TASKS TO CARRY OUT -
1. In the filesystem freeze thread, why was the idea of returning EBUSY when userspace tries to umount a frozen filesystem dropped?
2. Reproduce word for word the passage of the filesystem freeze thread starting with "Of course. I" and going on through "a persistent state.".

*** EXCERPTED TEXT

On 2012/09/14 09:15, Dave Chinner wrote:
> On Thu, Sep 13, 2012 at 05:19:21PM +0900, Fernando Luis Vazquez Cao wrote:
>> The problem is that we allow users to umount a frozen
>> filesystem but we have neither  a bdev level fsfreeze
>> API to thaw it after that nor check ioctls.
> Yes, I know they don't exist, but you have to justify why they are
> needed. So far you haven't.
>
>> I proposed returning EBUSY when userspace tries to umount a
>> frozen filesystem, but this would break lazy umount, which
>> I was told by Al Viro and Josef Bacik is a no go, so I discarded
>> this approach.
>>
>> I will follow Al's advice a few years ago and do the following:
>> 1- Let userspace umount frozen filesystems.
> Which it already can.

Of course. I just meant that I will leave things as they are in that regard.


>> 2- Provide a bdev level ioctl to unfreeze a umounted filesystem.
> The only time a block device knows about the frozen state of the
> superblock is when dm-snapshot drives the freeze from the block
> device. There are special hooks in, e.g. mount_bdev() for checking
> whether there is an active bdev freeze and this prevents new mounts
> from occurring while a bdev freeze is in progress.

Yes,  and I tried to retain that feature in my patch set.

> DM also removes the freeze state itself, so this is not a persistent state.

Unfortunately freeze_bdev and thaw bdev are symbols
exported to modules.


> IOWs, there are two specific freeze types - one a superblock (user)
> level freeze, and the other is a block device (kernel) level freeze.
> What you are proposing here means that the user, in certain
> circumstances, needs to manipulate superblock level freezes from the
> block level because they superblock is no longer visible to the
> user.  It's a recipe for confusion and convoluted bugs, and it sure
> as hell won't work for all filesystems. e.g. see 18e9e51 ("Introduce
> freeze_super and thaw_super for the fsfreeze ioctl") as the reason
> why superblock level freezes exist and why trying to thaw from the
> bdev level doesn't work.

I discussed the issue mentioned in that commit with Josef
Bacik and Chris Mason and decided to fix those filesystems
for which it would not work (we need to fix the btrfs issue
anyway).

******
*** EXTRACTED DATA

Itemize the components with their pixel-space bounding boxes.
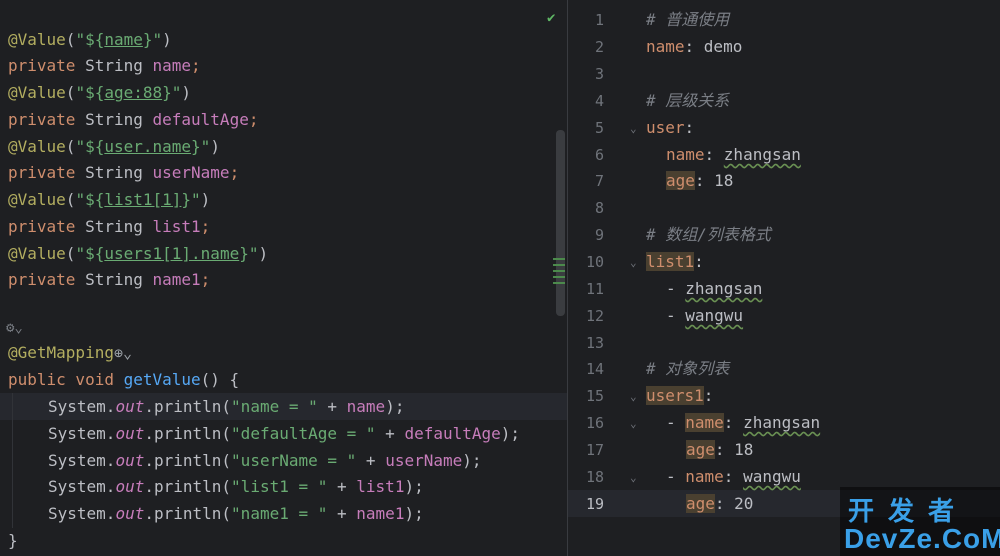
line-number: 15: [585, 387, 604, 405]
fold-arrow-icon[interactable]: ⌄: [630, 417, 637, 430]
yaml-line: - wangwu: [666, 306, 744, 325]
yaml-comment: # 层级关系: [646, 91, 730, 110]
line-number: 8: [594, 199, 604, 217]
code-line: System.out.println("defaultAge = " + def…: [48, 424, 521, 443]
yaml-comment: # 普通使用: [646, 10, 730, 29]
indent-guide: [12, 393, 13, 528]
code-line: System.out.println("name = " + name);: [48, 397, 405, 416]
fold-arrow-icon[interactable]: ⌄: [630, 390, 637, 403]
code-line: private String name;: [8, 56, 201, 75]
line-number: 6: [594, 146, 604, 164]
check-icon: ✔: [547, 10, 556, 26]
line-number: 13: [585, 334, 604, 352]
line-number: 10: [585, 253, 604, 271]
code-line: @Value("${user.name}"): [8, 137, 220, 156]
line-number: 3: [594, 65, 604, 83]
yaml-line: age: 18: [686, 440, 754, 459]
code-line: }: [8, 531, 18, 550]
code-line: System.out.println("list1 = " + list1);: [48, 477, 424, 496]
line-number: 12: [585, 307, 604, 325]
globe-icon[interactable]: ⊕⌄: [114, 344, 132, 362]
change-markers: [553, 258, 565, 288]
yaml-line: list1:: [646, 252, 704, 271]
scrollbar[interactable]: [556, 130, 565, 316]
line-number: 1: [594, 11, 604, 29]
yaml-comment: # 对象列表: [646, 359, 730, 378]
code-line: @Value("${users1[1].name}"): [8, 244, 269, 263]
fold-arrow-icon[interactable]: ⌄: [630, 122, 637, 135]
code-line: private String defaultAge;: [8, 110, 259, 129]
yaml-editor[interactable]: 1 2 3 4 5 6 7 8 9 10 11 12 13 14 15 16 17 18 19 ⌄ ⌄ ⌄ ⌄ ⌄ …: [568, 0, 1000, 556]
fold-arrow-icon[interactable]: ⌄: [630, 256, 637, 269]
code-line: @Value("${age:88}"): [8, 83, 192, 102]
code-line: private String name1;: [8, 270, 211, 289]
yaml-line: age: 18: [666, 171, 734, 190]
java-editor[interactable]: ✔ @Value("${name}") private String name;…: [0, 0, 567, 556]
yaml-line: user:: [646, 118, 695, 137]
line-number: 7: [594, 172, 604, 190]
yaml-comment: # 数组/列表格式: [646, 225, 771, 244]
code-line: @Value("${name}"): [8, 30, 172, 49]
line-number: 14: [585, 360, 604, 378]
devze-watermark-logo: 开发者 DevZe.CoM: [840, 487, 1000, 556]
code-line: private String userName;: [8, 163, 240, 182]
line-number: 9: [594, 226, 604, 244]
code-line: @Value("${list1[1]}"): [8, 190, 211, 209]
yaml-line: - name: wangwu: [666, 467, 801, 486]
code-line: System.out.println("userName = " + userN…: [48, 451, 482, 470]
yaml-line: - name: zhangsan: [666, 413, 821, 432]
fold-arrow-icon[interactable]: ⌄: [630, 471, 637, 484]
code-line: System.out.println("name1 = " + name1);: [48, 504, 424, 523]
line-number: 17: [585, 441, 604, 459]
code-line: @GetMapping⊕⌄: [8, 343, 133, 362]
line-number: 5: [594, 119, 604, 137]
yaml-line: users1:: [646, 386, 714, 405]
yaml-line: age: 20: [686, 494, 754, 513]
line-number: 11: [585, 280, 604, 298]
code-line: public void getValue() {: [8, 370, 240, 389]
code-line: private String list1;: [8, 217, 211, 236]
line-number: 18: [585, 468, 604, 486]
spring-bean-icon[interactable]: ⚙⌄: [6, 315, 23, 341]
line-number: 16: [585, 414, 604, 432]
yaml-line: name: demo: [646, 37, 743, 56]
yaml-line: name: zhangsan: [666, 145, 801, 164]
yaml-line: - zhangsan: [666, 279, 763, 298]
line-number: 4: [594, 92, 604, 110]
line-number: 19: [585, 495, 604, 513]
line-number: 2: [594, 38, 604, 56]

******

PER-TASK OUTPUTS -
1. It would break lazy umount.

2.
Of course. I just meant that I will leave things as they are in that regard.


>> 2- Provide a bdev level ioctl to unfreeze a umounted filesystem.
> The only time a block device knows about the frozen state of the
> superblock is when dm-snapshot drives the freeze from the block
> device. There are special hooks in, e.g. mount_bdev() for checking
> whether there is an active bdev freeze and this prevents new mounts
> from occurring while a bdev freeze is in progress.

Yes,  and I tried to retain that feature in my patch set.

> DM also removes the freeze state itself, so this is not a persistent state.